— BEGIN Exercise inputs —
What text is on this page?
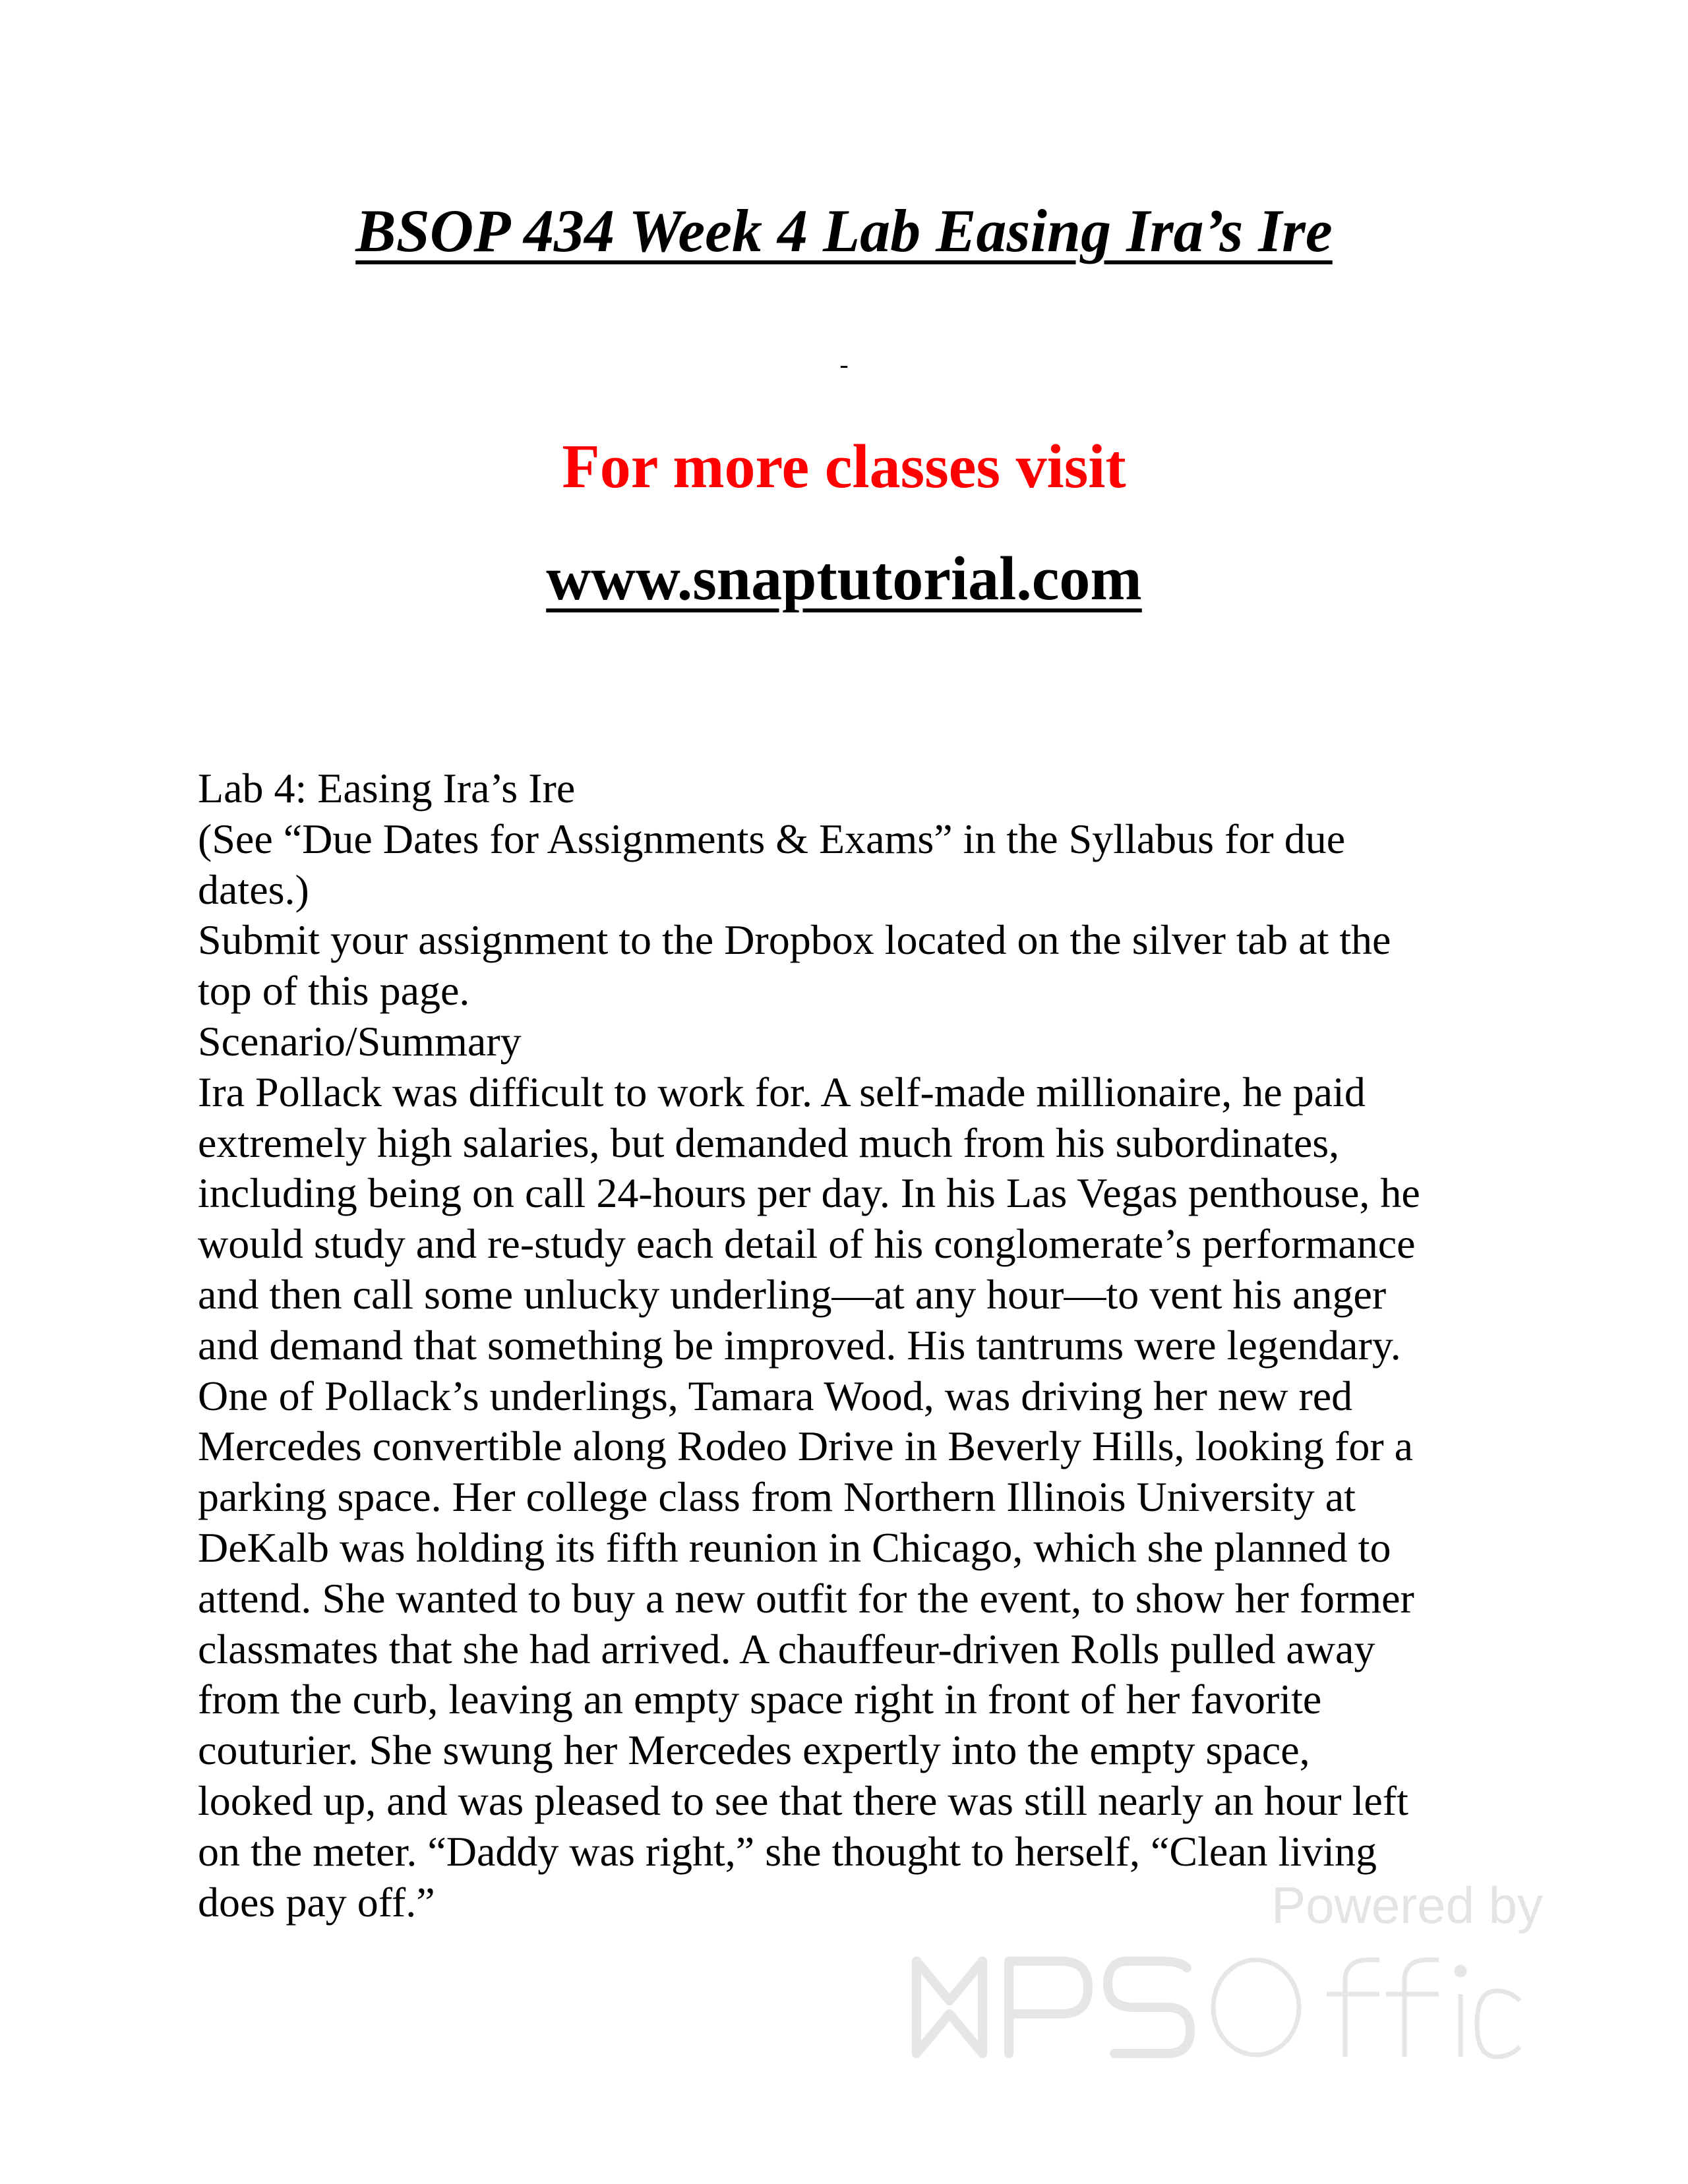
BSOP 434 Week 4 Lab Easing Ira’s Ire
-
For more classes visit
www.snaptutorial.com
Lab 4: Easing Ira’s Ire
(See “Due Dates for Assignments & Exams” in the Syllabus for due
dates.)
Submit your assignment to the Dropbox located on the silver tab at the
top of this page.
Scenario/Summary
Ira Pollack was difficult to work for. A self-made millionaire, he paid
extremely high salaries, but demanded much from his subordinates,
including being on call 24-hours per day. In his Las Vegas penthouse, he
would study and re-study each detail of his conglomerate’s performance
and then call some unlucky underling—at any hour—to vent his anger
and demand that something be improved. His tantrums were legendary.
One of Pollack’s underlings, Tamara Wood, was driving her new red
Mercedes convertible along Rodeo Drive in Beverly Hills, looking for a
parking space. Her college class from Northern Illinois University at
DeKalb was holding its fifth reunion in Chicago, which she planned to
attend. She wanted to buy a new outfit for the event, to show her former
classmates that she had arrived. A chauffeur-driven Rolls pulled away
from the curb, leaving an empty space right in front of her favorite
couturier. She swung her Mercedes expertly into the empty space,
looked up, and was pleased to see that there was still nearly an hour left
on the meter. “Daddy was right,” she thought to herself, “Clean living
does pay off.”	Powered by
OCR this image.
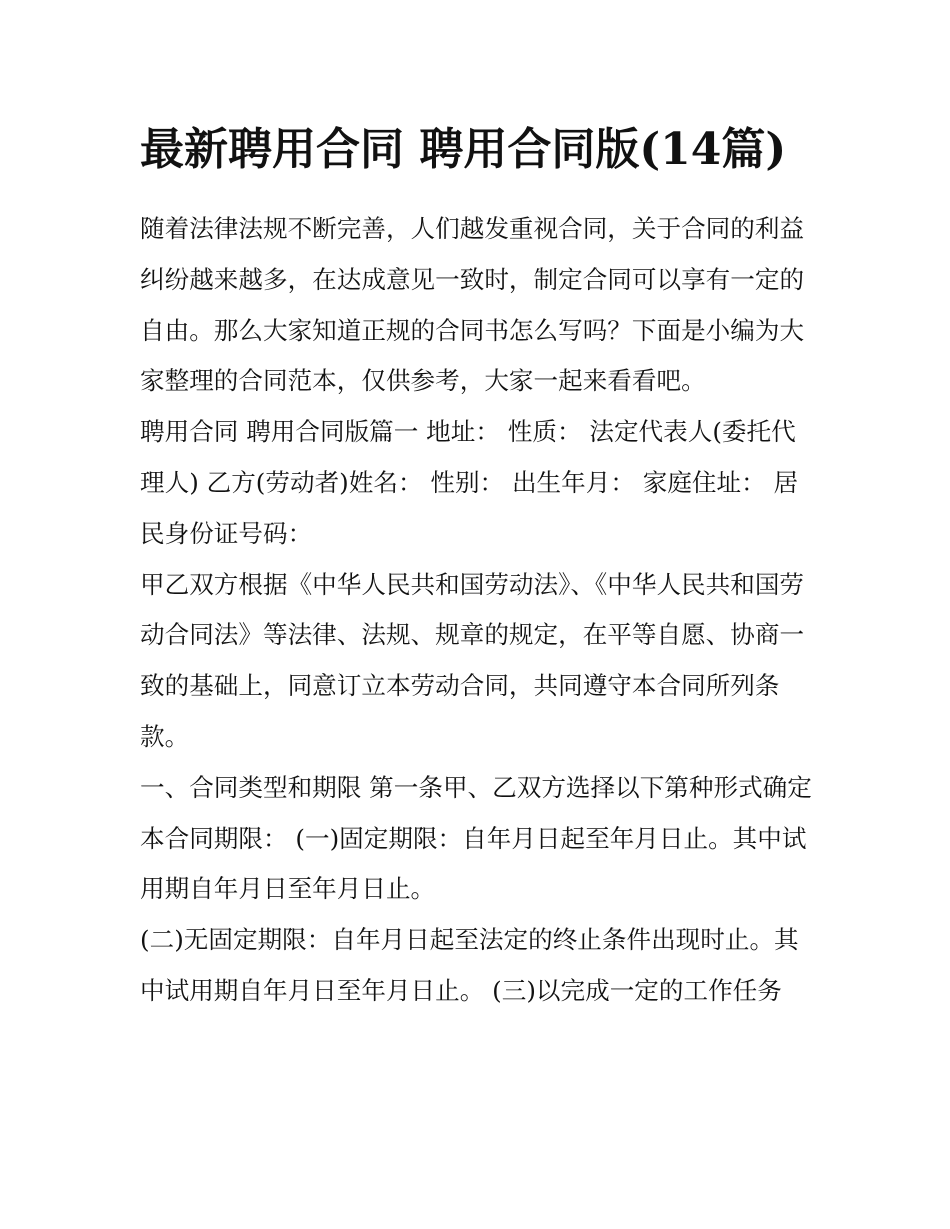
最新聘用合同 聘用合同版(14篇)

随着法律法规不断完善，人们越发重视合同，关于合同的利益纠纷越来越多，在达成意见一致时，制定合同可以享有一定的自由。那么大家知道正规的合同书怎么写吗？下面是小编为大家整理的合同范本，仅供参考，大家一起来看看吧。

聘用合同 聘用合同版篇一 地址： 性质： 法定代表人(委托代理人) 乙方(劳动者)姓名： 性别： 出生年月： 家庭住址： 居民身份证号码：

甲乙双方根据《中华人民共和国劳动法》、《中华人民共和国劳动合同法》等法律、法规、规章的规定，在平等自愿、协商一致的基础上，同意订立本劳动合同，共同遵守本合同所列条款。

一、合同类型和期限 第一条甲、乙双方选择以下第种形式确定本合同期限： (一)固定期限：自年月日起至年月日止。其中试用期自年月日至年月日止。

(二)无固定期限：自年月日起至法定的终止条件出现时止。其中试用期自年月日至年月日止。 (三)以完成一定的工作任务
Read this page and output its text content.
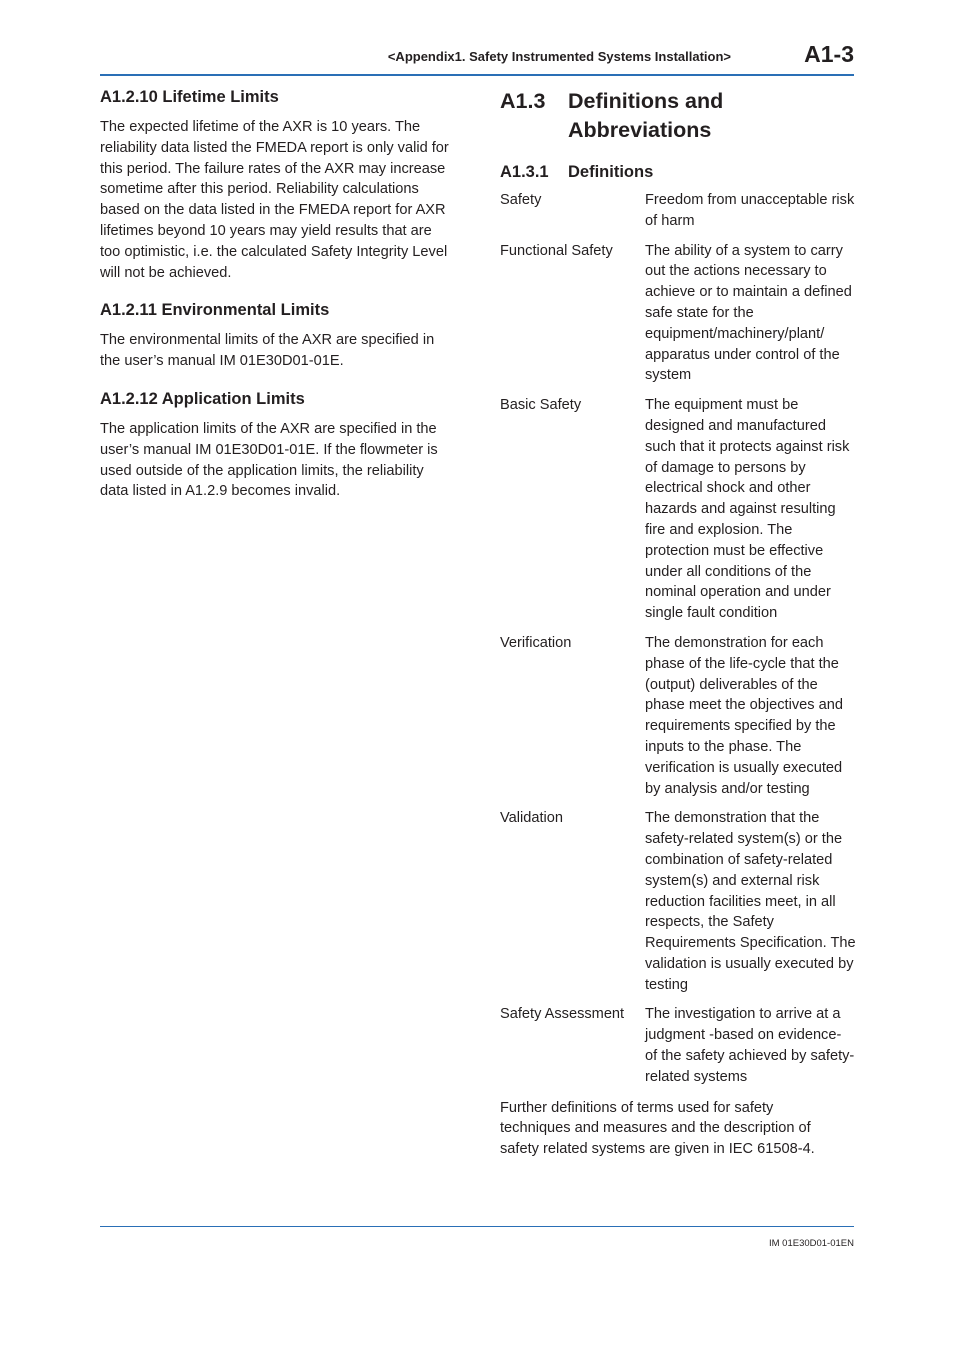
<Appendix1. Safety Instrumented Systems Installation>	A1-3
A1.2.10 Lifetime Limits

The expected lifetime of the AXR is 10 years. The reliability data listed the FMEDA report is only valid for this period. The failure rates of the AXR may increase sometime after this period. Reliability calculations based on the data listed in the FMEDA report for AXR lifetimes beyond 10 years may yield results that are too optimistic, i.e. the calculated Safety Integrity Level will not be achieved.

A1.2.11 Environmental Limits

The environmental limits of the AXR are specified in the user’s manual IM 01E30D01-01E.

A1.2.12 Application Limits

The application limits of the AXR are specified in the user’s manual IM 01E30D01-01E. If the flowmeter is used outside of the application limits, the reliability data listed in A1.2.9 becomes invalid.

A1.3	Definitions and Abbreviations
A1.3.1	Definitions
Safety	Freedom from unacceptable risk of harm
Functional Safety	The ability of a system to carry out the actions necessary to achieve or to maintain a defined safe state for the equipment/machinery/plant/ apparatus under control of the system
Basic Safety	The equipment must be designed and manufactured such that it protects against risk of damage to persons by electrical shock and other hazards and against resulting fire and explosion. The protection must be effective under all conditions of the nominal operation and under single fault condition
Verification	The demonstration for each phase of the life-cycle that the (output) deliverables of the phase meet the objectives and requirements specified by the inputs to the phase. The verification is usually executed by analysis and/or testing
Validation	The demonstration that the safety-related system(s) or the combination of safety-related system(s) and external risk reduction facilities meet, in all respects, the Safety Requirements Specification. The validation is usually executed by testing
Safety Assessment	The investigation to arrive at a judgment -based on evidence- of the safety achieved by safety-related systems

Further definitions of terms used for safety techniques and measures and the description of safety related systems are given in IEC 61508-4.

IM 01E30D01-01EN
— END Exercise inputs —
## Stated problem
Report each line in the data that holds the word "used".

## Worked answer
The application limits of the AXR are specified in the user’s manual IM 01E30D01-01E. If the flowmeter is used outside of the application limits, the reliability data listed in A1.2.9 becomes invalid.
Further definitions of terms used for safety techniques and measures and the description of safety related systems are given in IEC 61508-4.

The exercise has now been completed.